:: RECORDED INFORMATION ::
::::

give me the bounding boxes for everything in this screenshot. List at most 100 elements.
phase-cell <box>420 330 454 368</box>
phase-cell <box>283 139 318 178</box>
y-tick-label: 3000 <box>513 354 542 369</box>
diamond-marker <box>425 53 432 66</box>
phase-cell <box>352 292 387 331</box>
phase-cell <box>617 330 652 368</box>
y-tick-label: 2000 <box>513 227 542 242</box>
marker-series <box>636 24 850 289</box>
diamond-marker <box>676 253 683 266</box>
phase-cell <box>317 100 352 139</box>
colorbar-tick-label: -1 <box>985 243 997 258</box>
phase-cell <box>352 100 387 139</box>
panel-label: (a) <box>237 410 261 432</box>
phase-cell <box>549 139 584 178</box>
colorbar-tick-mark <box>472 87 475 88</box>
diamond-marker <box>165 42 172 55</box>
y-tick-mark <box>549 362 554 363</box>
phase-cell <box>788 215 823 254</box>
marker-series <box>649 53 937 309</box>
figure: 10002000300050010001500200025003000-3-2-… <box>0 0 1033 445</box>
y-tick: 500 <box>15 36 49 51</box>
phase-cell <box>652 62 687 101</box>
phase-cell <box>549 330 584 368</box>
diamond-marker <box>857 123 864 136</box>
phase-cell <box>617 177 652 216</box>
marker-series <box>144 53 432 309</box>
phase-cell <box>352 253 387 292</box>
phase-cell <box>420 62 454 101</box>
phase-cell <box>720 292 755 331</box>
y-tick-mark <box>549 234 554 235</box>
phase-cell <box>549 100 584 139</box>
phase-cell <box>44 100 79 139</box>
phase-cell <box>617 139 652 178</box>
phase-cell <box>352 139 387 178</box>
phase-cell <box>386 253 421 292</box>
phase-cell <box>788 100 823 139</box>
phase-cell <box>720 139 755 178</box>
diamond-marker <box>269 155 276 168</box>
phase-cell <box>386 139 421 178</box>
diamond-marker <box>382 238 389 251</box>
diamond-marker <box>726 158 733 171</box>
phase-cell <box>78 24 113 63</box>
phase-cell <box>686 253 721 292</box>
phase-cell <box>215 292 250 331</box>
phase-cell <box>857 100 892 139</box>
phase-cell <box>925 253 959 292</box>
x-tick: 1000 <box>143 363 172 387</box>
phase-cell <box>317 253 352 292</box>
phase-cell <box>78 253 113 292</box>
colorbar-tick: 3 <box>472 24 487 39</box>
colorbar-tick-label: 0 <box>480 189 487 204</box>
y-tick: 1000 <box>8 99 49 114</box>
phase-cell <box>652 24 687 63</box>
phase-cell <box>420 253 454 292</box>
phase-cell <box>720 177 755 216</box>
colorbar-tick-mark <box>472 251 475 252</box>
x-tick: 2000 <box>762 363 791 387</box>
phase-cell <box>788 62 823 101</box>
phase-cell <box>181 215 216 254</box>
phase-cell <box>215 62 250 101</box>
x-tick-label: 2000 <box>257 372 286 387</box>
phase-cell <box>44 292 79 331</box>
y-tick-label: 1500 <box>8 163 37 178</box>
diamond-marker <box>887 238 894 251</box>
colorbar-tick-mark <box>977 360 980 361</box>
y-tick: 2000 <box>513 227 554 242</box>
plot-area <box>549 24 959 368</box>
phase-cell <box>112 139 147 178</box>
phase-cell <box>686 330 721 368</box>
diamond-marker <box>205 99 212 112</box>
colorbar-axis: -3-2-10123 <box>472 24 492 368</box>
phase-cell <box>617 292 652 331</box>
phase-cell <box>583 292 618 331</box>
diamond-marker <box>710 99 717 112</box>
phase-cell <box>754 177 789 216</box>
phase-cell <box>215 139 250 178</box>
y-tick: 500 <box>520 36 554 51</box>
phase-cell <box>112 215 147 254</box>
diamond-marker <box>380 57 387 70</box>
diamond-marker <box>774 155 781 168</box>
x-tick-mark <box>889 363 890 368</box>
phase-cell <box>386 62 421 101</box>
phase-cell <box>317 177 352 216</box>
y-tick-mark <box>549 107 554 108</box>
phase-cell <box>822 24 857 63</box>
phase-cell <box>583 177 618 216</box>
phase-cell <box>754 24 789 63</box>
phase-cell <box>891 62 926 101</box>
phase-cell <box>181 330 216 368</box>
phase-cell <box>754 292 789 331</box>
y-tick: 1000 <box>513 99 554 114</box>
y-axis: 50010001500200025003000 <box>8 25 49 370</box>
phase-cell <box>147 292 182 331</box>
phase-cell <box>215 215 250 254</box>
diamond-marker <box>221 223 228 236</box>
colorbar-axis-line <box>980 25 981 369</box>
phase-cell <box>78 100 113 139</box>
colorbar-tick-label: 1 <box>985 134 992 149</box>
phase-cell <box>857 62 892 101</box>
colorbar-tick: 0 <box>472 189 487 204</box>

::::

:: STATED PROBLEM ::
Format the listing above as a Markdown table with the columns "No." and "Entry," one row for each line and its number, omitting blank lines.

:: REPLY TO THE TASK ::
| No. | Entry |
|---|---|
| 1 | give me the bounding boxes for everything in this screenshot. List at most 100 elements. |
| 2 | phase-cell <box>420 330 454 368</box> |
| 3 | phase-cell <box>283 139 318 178</box> |
| 4 | y-tick-label: 3000 <box>513 354 542 369</box> |
| 5 | diamond-marker <box>425 53 432 66</box> |
| 6 | phase-cell <box>352 292 387 331</box> |
| 7 | phase-cell <box>617 330 652 368</box> |
| 8 | y-tick-label: 2000 <box>513 227 542 242</box> |
| 9 | marker-series <box>636 24 850 289</box> |
| 10 | diamond-marker <box>676 253 683 266</box> |
| 11 | phase-cell <box>317 100 352 139</box> |
| 12 | colorbar-tick-label: -1 <box>985 243 997 258</box> |
| 13 | phase-cell <box>352 100 387 139</box> |
| 14 | panel-label: (a) <box>237 410 261 432</box> |
| 15 | phase-cell <box>549 139 584 178</box> |
| 16 | colorbar-tick-mark <box>472 87 475 88</box> |
| 17 | diamond-marker <box>165 42 172 55</box> |
| 18 | y-tick-mark <box>549 362 554 363</box> |
| 19 | phase-cell <box>788 215 823 254</box> |
| 20 | marker-series <box>649 53 937 309</box> |
| 21 | figure: 10002000300050010001500200025003000-3-2-… <box>0 0 1033 445</box> |
| 22 | y-tick: 500 <box>15 36 49 51</box> |
| 23 | phase-cell <box>652 62 687 101</box> |
| 24 | phase-cell <box>549 330 584 368</box> |
| 25 | diamond-marker <box>857 123 864 136</box> |
| 26 | phase-cell <box>617 177 652 216</box> |
| 27 | marker-series <box>144 53 432 309</box> |
| 28 | phase-cell <box>352 253 387 292</box> |
| 29 | phase-cell <box>420 62 454 101</box> |
| 30 | phase-cell <box>720 292 755 331</box> |
| 31 | y-tick-mark <box>549 234 554 235</box> |
| 32 | phase-cell <box>549 100 584 139</box> |
| 33 | phase-cell <box>44 100 79 139</box> |
| 34 | phase-cell <box>617 139 652 178</box> |
| 35 | phase-cell <box>352 139 387 178</box> |
| 36 | phase-cell <box>386 253 421 292</box> |
| 37 | phase-cell <box>788 100 823 139</box> |
| 38 | phase-cell <box>720 139 755 178</box> |
| 39 | diamond-marker <box>269 155 276 168</box> |
| 40 | phase-cell <box>386 139 421 178</box> |
| 41 | diamond-marker <box>382 238 389 251</box> |
| 42 | diamond-marker <box>726 158 733 171</box> |
| 43 | phase-cell <box>78 24 113 63</box> |
| 44 | phase-cell <box>686 253 721 292</box> |
| 45 | phase-cell <box>215 292 250 331</box> |
| 46 | phase-cell <box>857 100 892 139</box> |
| 47 | phase-cell <box>925 253 959 292</box> |
| 48 | x-tick: 1000 <box>143 363 172 387</box> |
| 49 | phase-cell <box>317 253 352 292</box> |
| 50 | phase-cell <box>78 253 113 292</box> |
| 51 | colorbar-tick: 3 <box>472 24 487 39</box> |
| 52 | colorbar-tick-label: 0 <box>480 189 487 204</box> |
| 53 | y-tick: 1000 <box>8 99 49 114</box> |
| 54 | phase-cell <box>652 24 687 63</box> |
| 55 | phase-cell <box>420 253 454 292</box> |
| 56 | phase-cell <box>720 177 755 216</box> |
| 57 | colorbar-tick-mark <box>472 251 475 252</box> |
| 58 | x-tick: 2000 <box>762 363 791 387</box> |
| 59 | phase-cell <box>788 62 823 101</box> |
| 60 | phase-cell <box>181 215 216 254</box> |
| 61 | phase-cell <box>215 62 250 101</box> |
| 62 | x-tick-label: 2000 <box>257 372 286 387</box> |
| 63 | phase-cell <box>44 292 79 331</box> |
| 64 | y-tick-label: 1500 <box>8 163 37 178</box> |
| 65 | diamond-marker <box>887 238 894 251</box> |
| 66 | colorbar-tick-mark <box>977 360 980 361</box> |
| 67 | y-tick: 2000 <box>513 227 554 242</box> |
| 68 | plot-area <box>549 24 959 368</box> |
| 69 | phase-cell <box>112 139 147 178</box> |
| 70 | phase-cell <box>686 330 721 368</box> |
| 71 | diamond-marker <box>205 99 212 112</box> |
| 72 | colorbar-axis: -3-2-10123 <box>472 24 492 368</box> |
| 73 | phase-cell <box>617 292 652 331</box> |
| 74 | phase-cell <box>583 292 618 331</box> |
| 75 | diamond-marker <box>710 99 717 112</box> |
| 76 | phase-cell <box>754 177 789 216</box> |
| 77 | phase-cell <box>215 139 250 178</box> |
| 78 | y-tick: 500 <box>520 36 554 51</box> |
| 79 | phase-cell <box>112 215 147 254</box> |
| 80 | diamond-marker <box>380 57 387 70</box> |
| 81 | diamond-marker <box>774 155 781 168</box> |
| 82 | x-tick-mark <box>889 363 890 368</box> |
| 83 | phase-cell <box>386 62 421 101</box> |
| 84 | phase-cell <box>317 177 352 216</box> |
| 85 | y-tick-mark <box>549 107 554 108</box> |
| 86 | phase-cell <box>822 24 857 63</box> |
| 87 | phase-cell <box>583 177 618 216</box> |
| 88 | phase-cell <box>754 24 789 63</box> |
| 89 | phase-cell <box>891 62 926 101</box> |
| 90 | phase-cell <box>181 330 216 368</box> |
| 91 | phase-cell <box>754 292 789 331</box> |
| 92 | y-tick: 1000 <box>513 99 554 114</box> |
| 93 | y-axis: 50010001500200025003000 <box>8 25 49 370</box> |
| 94 | phase-cell <box>147 292 182 331</box> |
| 95 | phase-cell <box>215 215 250 254</box> |
| 96 | diamond-marker <box>221 223 228 236</box> |
| 97 | colorbar-axis-line <box>980 25 981 369</box> |
| 98 | phase-cell <box>78 100 113 139</box> |
| 99 | colorbar-tick-label: 1 <box>985 134 992 149</box> |
| 100 | phase-cell <box>857 62 892 101</box> |
| 101 | colorbar-tick: 0 <box>472 189 487 204</box> |